К концу же гонки он страшно обессилил, безмерно похудел, снова начались боли — ему объясняли, что это послеоперационные спайки. Не знаю, верил ли он или не верил этому, но сам заговорил о больнице. В апреле Алла с большим трудом устроила его в Онкоцентр, куда послеоперационных вообще не берут. С этого дня в течение трех месяцев я была прикована к дому отчаяния на Каширском шоссе. Лешу стали лечить химией без надежды на успех, только, чтобы что-нибудь делать. Лечение проходило мучительно, чувствовал он себя все хуже и хуже, однако, видимо, развитие болезни замедлялось. Повторялось все, что пришлось пережить пять лет назад с Эльбрусом. Теперь все было еще страшнее, ужаснее и безысходнее. Я видела, как мой мальчик уходит от меня, ускользает из моих рук, не оставляя мне в жизни ничего. На этот раз он понимал, что умирает, хотя не говорил со мной об этом и все время старался работать — несмотря на отсутствие сил, он много читал и, как мне кажется, задумывался о том, к чему не привык, — о боге, о смерти, о вечности.
Ему сделали еще одну операцию, чтобы устранить непроходимость кишечника. У хирурга-онколога, который наблюдал Лешу в Онкоцентре где-то теплилась надежда, что, может быть, его предшественник ошибся и есть шанс спасти больного. Тяжелая операция была сделана превосходно, но никаких кардинальных изменений не принесла, лишь подтвердив прежний диагноз и сняв начавшуюся непроходимость. Леша стал немного есть, и через месяц его снова выписали домой. Сильные боли у него прекратились, он только слабел с каждым днем. А Сашенька в эти дни кончала школу, и ни Леша, ни Алла не смогли пойти на выпускной вечер — пошла я. Там ей вручили аттестат с медалью, и она уехала в клуб танцевать. А я вернулась к своему безысходному горю.
== == ==
▸ СПИСОК ЗАДАНИЙ
1) Ответьте по тексту документа на следующие вопросы:
(a) В какое учреждение Алла устроила Лешу в апреле?
(b) Для чего Леше сделали еще одну операцию?
(c) Что вручили Сашеньке на выпускном вечере?
2) Продублируйте дословно фрагмент текста документа, начиная со слов «Ему сделали еще» и продолжая вплоть до слов «своему безысходному горю.».
3) Объясните в одном–трех предложениях, зачем, согласно тексту документа, Лешу стали лечить химией.
== == ==
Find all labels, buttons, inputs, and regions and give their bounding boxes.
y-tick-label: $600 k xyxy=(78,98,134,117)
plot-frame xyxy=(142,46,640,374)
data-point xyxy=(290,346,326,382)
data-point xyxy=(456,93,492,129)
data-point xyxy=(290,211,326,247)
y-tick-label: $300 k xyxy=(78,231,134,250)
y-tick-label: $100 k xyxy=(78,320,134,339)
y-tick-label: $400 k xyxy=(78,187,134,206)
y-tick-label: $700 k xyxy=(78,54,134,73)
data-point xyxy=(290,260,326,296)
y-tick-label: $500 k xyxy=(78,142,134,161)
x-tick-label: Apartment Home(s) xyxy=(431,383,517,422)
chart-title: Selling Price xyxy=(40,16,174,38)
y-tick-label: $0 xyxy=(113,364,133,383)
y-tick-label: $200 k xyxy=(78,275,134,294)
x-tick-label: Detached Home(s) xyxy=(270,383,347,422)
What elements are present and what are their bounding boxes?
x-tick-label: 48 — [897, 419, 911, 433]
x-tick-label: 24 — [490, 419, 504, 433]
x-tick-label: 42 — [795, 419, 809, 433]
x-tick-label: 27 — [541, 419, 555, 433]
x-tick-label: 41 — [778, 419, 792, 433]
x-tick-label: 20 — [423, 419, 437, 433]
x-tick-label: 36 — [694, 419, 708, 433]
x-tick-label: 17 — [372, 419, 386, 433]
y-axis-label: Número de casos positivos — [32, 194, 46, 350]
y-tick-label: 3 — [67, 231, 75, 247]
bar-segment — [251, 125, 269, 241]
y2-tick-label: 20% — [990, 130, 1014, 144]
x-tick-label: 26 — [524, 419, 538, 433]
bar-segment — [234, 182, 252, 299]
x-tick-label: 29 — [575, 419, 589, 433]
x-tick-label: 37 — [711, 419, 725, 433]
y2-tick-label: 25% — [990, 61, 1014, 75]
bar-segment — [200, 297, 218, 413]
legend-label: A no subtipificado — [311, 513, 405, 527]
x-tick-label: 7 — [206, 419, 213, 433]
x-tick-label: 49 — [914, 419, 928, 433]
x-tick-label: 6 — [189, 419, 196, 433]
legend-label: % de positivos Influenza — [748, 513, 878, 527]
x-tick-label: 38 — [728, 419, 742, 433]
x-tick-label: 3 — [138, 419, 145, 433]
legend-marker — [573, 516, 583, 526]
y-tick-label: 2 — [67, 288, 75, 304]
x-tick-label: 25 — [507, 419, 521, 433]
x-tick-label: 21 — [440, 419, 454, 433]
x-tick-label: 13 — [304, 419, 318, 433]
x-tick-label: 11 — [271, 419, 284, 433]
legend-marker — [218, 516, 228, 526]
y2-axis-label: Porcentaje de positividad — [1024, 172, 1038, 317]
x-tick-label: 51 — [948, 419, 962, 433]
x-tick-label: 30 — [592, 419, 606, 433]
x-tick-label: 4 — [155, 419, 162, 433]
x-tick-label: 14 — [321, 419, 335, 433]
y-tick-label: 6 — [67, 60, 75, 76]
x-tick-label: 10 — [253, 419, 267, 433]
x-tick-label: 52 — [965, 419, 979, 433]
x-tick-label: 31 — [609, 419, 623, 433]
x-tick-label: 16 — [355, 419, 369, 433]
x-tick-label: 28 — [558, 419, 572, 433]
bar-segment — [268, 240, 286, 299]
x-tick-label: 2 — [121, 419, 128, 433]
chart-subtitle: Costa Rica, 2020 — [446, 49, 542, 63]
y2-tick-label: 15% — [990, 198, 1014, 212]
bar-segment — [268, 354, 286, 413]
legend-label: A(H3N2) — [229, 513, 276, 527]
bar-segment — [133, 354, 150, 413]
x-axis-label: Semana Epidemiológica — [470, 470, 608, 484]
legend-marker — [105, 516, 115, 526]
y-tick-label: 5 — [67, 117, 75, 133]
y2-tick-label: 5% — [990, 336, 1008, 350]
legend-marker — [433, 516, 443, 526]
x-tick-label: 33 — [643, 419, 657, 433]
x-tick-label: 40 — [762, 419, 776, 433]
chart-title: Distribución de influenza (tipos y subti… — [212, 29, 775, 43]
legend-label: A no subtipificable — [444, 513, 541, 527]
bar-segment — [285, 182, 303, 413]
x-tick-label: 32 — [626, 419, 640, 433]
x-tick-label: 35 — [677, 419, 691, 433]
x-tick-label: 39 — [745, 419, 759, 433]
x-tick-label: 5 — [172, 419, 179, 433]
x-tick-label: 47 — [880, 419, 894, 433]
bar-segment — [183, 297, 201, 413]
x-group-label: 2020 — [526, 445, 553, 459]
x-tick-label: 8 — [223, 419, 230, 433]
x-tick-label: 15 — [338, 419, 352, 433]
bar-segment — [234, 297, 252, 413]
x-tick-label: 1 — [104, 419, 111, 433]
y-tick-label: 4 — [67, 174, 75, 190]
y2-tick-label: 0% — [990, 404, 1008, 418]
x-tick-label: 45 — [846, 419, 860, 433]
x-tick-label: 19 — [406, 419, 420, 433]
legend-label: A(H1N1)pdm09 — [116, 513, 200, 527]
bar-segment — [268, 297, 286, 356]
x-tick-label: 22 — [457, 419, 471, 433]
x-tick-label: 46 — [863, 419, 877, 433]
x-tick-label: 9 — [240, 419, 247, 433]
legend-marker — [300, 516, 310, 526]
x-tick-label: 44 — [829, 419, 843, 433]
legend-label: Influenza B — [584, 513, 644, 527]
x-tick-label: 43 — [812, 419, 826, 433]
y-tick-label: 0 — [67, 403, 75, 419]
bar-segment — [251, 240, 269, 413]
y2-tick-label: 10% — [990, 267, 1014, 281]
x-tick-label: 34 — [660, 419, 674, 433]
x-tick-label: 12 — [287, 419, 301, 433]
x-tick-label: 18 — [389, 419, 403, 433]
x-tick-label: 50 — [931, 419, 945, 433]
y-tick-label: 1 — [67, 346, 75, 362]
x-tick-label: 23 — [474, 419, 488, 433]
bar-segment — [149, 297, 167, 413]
== == ==
▸ ОТВЕТЫ ПО НОМЕРАМ
1)
(a) В Онкоцентр.
(b) Чтобы устранить непроходимость кишечника.
(c) Аттестат с медалью.

2)
Ему сделали еще одну операцию, чтобы устранить непроходимость кишечника. У хирурга-онколога, который наблюдал Лешу в Онкоцентре где-то теплилась надежда, что, может быть, его предшественник ошибся и есть шанс спасти больного. Тяжелая операция была сделана превосходно, но никаких кардинальных изменений не принесла, лишь подтвердив прежний диагноз и сняв начавшуюся непроходимость. Леша стал немного есть, и через месяц его снова выписали домой. Сильные боли у него прекратились, он только слабел с каждым днем. А Сашенька в эти дни кончала школу, и ни Леша, ни Алла не смогли пойти на выпускной вечер — пошла я. Там ей вручили аттестат с медалью, и она уехала в клуб танцевать. А я вернулась к своему безысходному горю.

3) Лешу стали лечить химией без надежды на успех, только чтобы что-нибудь делать.